EXERCISE DESCRIPTION -> Within the listing below, locate all lines containing the word "设计意图". Copy each one.

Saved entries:
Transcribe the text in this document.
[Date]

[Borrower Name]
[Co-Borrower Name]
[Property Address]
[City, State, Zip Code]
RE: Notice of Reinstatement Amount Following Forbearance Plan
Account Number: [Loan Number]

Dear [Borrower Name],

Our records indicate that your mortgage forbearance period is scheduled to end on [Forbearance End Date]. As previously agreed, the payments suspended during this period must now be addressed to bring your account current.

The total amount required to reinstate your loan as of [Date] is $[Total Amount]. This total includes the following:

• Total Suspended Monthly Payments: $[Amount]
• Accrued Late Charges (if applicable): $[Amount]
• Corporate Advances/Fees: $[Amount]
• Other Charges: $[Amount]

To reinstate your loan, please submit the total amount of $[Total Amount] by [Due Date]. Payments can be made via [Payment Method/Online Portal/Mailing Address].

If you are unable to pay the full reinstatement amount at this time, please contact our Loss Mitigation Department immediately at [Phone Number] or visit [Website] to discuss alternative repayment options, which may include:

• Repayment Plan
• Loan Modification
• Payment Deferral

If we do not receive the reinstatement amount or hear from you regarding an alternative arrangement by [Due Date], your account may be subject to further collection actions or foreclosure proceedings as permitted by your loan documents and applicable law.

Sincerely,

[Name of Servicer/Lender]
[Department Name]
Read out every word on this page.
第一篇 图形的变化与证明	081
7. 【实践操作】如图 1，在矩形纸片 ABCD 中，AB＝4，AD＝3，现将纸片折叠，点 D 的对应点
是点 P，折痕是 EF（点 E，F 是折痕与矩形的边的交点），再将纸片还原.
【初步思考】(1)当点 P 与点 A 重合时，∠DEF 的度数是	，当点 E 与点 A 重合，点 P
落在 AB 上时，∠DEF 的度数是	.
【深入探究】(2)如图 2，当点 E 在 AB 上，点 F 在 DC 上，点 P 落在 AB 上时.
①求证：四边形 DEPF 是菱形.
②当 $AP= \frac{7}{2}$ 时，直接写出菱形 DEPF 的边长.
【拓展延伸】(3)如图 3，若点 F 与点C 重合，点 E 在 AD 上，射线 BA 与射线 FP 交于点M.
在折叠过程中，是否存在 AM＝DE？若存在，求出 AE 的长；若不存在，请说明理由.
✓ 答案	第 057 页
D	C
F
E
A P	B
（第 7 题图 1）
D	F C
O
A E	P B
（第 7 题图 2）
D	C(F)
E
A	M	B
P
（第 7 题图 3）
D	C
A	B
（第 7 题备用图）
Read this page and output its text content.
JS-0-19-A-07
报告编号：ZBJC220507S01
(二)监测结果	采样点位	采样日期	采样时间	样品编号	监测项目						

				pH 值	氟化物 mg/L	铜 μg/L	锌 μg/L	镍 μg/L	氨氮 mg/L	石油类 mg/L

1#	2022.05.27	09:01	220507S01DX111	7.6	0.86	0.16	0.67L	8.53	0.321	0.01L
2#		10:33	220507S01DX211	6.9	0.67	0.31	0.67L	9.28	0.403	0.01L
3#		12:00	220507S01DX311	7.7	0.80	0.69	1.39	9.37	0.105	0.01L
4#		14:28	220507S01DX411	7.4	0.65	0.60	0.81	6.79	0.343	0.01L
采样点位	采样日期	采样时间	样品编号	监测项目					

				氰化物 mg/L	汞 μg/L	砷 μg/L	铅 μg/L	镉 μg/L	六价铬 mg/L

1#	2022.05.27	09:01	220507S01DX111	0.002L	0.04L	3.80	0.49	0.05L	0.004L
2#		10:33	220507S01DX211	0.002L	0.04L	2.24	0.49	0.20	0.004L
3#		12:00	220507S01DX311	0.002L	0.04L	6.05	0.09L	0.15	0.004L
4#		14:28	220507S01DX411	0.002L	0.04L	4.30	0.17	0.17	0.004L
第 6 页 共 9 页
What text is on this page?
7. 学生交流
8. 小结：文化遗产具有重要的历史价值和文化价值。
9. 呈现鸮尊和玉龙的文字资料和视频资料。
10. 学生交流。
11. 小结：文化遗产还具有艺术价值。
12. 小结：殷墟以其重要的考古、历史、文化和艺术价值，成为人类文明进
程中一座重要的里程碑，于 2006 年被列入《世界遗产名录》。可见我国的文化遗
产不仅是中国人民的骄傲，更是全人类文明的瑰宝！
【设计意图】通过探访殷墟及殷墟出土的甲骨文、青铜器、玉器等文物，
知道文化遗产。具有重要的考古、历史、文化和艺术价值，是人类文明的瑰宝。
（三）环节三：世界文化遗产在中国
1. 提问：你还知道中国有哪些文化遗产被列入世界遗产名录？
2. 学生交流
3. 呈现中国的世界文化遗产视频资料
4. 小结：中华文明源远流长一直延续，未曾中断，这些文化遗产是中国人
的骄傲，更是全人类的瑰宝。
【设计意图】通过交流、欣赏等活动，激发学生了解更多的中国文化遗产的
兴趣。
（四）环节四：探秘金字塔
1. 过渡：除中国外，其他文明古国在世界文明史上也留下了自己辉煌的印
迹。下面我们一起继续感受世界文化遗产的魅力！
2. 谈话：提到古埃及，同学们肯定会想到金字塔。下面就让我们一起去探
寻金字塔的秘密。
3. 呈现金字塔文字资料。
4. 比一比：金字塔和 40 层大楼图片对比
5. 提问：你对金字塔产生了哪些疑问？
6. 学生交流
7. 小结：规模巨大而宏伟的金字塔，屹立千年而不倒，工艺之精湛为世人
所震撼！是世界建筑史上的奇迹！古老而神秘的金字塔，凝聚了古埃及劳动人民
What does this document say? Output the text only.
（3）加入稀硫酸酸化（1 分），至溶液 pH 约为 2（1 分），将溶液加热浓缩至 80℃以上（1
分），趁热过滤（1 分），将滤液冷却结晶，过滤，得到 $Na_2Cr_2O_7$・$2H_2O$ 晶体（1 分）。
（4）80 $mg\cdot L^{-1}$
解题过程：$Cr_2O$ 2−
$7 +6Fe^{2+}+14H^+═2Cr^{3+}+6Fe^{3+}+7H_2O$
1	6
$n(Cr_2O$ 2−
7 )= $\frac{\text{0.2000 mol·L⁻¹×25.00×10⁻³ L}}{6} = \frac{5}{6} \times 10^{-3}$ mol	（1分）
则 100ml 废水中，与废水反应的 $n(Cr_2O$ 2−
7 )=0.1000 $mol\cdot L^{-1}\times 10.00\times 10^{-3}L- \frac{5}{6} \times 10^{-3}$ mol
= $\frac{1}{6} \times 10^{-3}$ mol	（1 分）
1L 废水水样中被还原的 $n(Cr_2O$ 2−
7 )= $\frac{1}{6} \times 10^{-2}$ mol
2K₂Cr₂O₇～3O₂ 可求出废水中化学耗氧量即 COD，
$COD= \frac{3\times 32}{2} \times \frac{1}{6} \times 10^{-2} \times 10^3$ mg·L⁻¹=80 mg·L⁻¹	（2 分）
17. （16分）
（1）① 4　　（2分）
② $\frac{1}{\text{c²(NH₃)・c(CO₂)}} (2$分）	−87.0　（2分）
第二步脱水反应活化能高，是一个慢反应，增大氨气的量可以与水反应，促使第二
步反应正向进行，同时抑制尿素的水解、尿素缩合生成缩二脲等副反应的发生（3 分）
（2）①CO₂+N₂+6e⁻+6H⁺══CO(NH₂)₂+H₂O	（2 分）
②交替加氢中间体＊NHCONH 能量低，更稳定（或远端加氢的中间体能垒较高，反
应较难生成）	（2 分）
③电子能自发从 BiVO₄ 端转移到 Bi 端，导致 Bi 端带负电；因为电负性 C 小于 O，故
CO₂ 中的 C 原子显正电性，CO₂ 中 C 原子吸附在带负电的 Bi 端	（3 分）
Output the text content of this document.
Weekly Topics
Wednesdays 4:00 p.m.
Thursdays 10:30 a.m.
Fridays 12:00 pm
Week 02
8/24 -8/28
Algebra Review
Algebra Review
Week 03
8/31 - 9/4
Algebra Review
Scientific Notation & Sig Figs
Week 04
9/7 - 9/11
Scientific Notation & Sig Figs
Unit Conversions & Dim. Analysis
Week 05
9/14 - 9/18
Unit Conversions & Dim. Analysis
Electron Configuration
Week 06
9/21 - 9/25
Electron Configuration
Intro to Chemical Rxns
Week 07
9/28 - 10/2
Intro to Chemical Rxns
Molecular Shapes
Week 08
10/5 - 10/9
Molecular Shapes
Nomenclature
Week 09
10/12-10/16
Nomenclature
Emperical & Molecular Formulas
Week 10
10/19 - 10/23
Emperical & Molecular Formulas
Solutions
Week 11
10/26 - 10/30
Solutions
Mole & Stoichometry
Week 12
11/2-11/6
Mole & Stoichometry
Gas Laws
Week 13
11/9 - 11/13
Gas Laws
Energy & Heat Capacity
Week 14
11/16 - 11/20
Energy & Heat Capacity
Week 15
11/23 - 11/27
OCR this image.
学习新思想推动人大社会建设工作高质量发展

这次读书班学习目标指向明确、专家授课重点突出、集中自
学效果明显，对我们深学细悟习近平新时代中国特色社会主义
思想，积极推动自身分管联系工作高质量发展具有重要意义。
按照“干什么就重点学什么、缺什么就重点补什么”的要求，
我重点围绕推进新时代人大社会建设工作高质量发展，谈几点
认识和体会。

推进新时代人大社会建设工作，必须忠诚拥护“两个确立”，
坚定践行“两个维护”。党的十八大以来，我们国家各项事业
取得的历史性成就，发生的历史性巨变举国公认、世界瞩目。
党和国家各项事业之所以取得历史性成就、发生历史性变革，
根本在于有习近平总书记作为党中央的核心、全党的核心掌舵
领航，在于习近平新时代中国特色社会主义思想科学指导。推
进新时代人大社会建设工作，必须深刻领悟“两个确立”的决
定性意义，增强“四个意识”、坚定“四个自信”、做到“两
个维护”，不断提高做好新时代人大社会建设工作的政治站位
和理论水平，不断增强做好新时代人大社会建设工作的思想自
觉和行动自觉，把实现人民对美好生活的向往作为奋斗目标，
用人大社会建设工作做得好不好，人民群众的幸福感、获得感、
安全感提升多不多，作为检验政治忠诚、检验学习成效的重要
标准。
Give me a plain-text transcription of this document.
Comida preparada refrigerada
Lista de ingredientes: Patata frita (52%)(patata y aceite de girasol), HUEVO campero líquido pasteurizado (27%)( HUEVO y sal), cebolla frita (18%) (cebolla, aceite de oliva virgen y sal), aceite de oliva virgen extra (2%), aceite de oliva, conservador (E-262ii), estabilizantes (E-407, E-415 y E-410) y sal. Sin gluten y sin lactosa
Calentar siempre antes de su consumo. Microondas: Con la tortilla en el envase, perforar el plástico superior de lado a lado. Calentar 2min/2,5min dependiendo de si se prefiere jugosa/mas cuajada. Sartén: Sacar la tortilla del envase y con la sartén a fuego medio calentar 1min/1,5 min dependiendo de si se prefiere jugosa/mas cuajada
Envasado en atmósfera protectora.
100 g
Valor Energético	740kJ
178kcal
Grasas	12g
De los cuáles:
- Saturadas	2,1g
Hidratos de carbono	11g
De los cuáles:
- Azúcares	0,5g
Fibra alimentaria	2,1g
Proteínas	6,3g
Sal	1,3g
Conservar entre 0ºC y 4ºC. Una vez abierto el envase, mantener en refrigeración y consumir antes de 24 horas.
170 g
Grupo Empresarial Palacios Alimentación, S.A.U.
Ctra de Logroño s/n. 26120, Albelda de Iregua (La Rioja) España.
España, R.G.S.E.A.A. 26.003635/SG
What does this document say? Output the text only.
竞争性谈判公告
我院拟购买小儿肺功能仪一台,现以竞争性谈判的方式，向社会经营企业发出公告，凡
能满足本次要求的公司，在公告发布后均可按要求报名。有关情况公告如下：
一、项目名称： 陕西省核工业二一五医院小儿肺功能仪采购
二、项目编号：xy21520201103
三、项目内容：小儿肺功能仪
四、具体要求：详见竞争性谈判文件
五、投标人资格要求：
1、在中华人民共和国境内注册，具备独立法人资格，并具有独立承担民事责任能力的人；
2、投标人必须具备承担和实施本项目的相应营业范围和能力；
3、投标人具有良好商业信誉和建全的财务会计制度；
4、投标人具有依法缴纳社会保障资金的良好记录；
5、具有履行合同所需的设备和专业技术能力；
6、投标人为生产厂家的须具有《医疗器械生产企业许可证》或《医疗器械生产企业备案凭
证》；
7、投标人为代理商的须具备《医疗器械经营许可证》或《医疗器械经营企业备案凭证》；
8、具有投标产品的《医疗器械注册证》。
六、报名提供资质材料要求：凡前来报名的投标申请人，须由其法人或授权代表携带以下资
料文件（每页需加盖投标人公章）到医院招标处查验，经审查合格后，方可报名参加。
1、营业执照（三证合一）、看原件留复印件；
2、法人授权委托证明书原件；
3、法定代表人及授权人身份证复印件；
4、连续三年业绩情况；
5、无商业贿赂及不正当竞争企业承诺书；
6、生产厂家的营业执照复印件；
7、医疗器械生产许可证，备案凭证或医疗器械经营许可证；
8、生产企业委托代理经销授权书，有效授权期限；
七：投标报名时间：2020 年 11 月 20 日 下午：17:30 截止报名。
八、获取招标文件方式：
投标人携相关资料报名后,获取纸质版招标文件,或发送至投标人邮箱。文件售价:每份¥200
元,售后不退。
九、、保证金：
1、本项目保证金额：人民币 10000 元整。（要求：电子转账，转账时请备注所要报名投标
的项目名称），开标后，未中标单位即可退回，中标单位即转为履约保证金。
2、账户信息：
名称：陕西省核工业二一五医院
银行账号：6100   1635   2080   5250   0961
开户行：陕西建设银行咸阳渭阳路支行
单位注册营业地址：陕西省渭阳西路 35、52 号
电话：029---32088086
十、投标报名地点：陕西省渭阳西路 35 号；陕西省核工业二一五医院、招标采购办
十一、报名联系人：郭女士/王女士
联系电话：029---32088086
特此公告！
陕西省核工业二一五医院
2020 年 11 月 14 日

RESULT FOR THIS EXERCISE ->
【设计意图】通过探访殷墟及殷墟出土的甲骨文、青铜器、玉器等文物，
【设计意图】通过交流、欣赏等活动，激发学生了解更多的中国文化遗产的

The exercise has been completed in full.